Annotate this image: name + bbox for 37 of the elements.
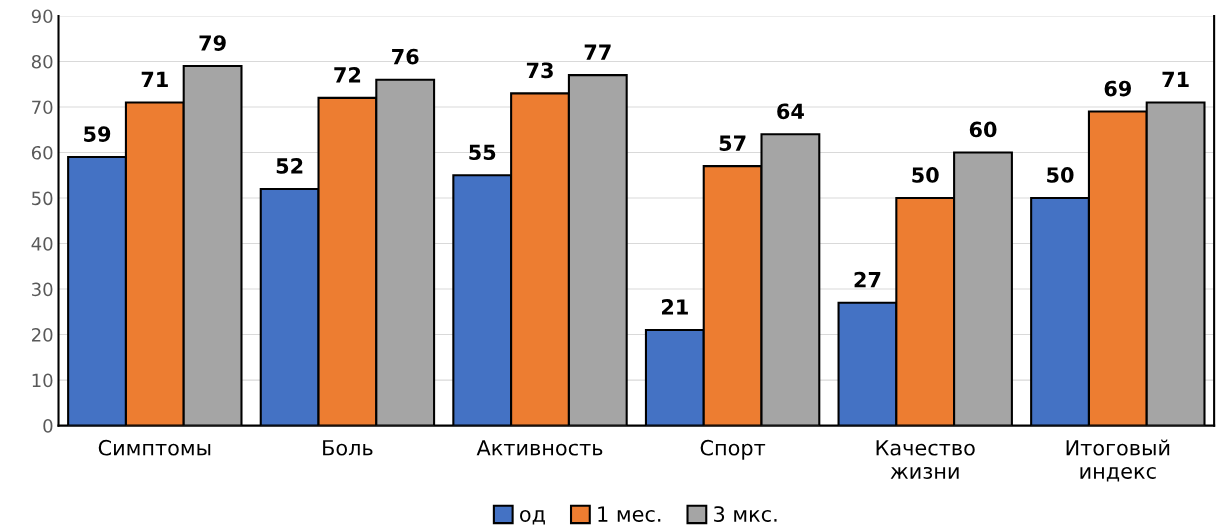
data-label: 52 <box>276 158 303 174</box>
y-tick-label: 20 <box>32 328 53 342</box>
data-label: 79 <box>199 35 226 51</box>
data-label: 50 <box>912 167 939 183</box>
y-tick-label: 0 <box>43 419 53 433</box>
legend-label: од <box>520 509 545 525</box>
data-label: 55 <box>469 144 496 161</box>
y-tick-label: 90 <box>31 9 53 24</box>
data-label: 59 <box>84 126 111 142</box>
y-tick-label: 60 <box>31 145 53 160</box>
data-label: 69 <box>1104 80 1131 97</box>
legend-label: 1 мес. <box>598 506 661 522</box>
x-tick-label: Симптомы <box>98 439 211 456</box>
y-tick-label: 30 <box>32 282 53 297</box>
y-tick-label: 80 <box>31 54 53 69</box>
legend-label: 3 мкс. <box>714 506 777 522</box>
x-tick-label: Качество жизни <box>876 440 975 479</box>
x-tick-label: Боль <box>323 440 373 456</box>
data-label: 73 <box>526 62 553 79</box>
data-label: 57 <box>719 135 746 152</box>
data-label: 77 <box>584 44 611 60</box>
data-label: 64 <box>777 103 804 120</box>
data-label: 60 <box>969 121 997 138</box>
data-label: 71 <box>1162 71 1189 87</box>
x-tick-label: Спорт <box>700 439 766 460</box>
x-tick-label: Активность <box>476 440 603 456</box>
data-label: 50 <box>1047 167 1074 183</box>
data-label: 21 <box>661 299 688 315</box>
y-tick-label: 70 <box>32 100 53 115</box>
data-label: 71 <box>141 71 168 87</box>
data-label: 72 <box>334 66 361 83</box>
y-tick-label: 40 <box>31 237 53 251</box>
data-label: 27 <box>854 271 881 288</box>
y-tick-label: 10 <box>32 373 53 388</box>
data-label: 76 <box>392 48 419 65</box>
x-tick-label: Итоговый индекс <box>1066 439 1170 482</box>
y-tick-label: 50 <box>32 191 53 206</box>
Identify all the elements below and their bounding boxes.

AIM OF THE EXERCISE — Reproduce every line of the records above verbatim, omitting the pictures.

ANSWER TO THE PROBLEM —
Annotate this image: name + bbox for 37 of the elements.
data-label: 52 <box>276 158 303 174</box>
y-tick-label: 20 <box>32 328 53 342</box>
data-label: 79 <box>199 35 226 51</box>
data-label: 50 <box>912 167 939 183</box>
y-tick-label: 0 <box>43 419 53 433</box>
legend-label: од <box>520 509 545 525</box>
data-label: 55 <box>469 144 496 161</box>
y-tick-label: 90 <box>31 9 53 24</box>
data-label: 59 <box>84 126 111 142</box>
y-tick-label: 60 <box>31 145 53 160</box>
data-label: 69 <box>1104 80 1131 97</box>
legend-label: 1 мес. <box>598 506 661 522</box>
x-tick-label: Симптомы <box>98 439 211 456</box>
y-tick-label: 30 <box>32 282 53 297</box>
y-tick-label: 80 <box>31 54 53 69</box>
legend-label: 3 мкс. <box>714 506 777 522</box>
x-tick-label: Качество жизни <box>876 440 975 479</box>
x-tick-label: Боль <box>323 440 373 456</box>
data-label: 73 <box>526 62 553 79</box>
data-label: 57 <box>719 135 746 152</box>
data-label: 77 <box>584 44 611 60</box>
data-label: 64 <box>777 103 804 120</box>
data-label: 60 <box>969 121 997 138</box>
data-label: 71 <box>1162 71 1189 87</box>
x-tick-label: Спорт <box>700 439 766 460</box>
x-tick-label: Активность <box>476 440 603 456</box>
data-label: 50 <box>1047 167 1074 183</box>
data-label: 21 <box>661 299 688 315</box>
y-tick-label: 70 <box>32 100 53 115</box>
data-label: 71 <box>141 71 168 87</box>
data-label: 72 <box>334 66 361 83</box>
y-tick-label: 40 <box>31 237 53 251</box>
data-label: 27 <box>854 271 881 288</box>
y-tick-label: 10 <box>32 373 53 388</box>
data-label: 76 <box>392 48 419 65</box>
x-tick-label: Итоговый индекс <box>1066 439 1170 482</box>
y-tick-label: 50 <box>32 191 53 206</box>
Identify all the elements below and their bounding boxes.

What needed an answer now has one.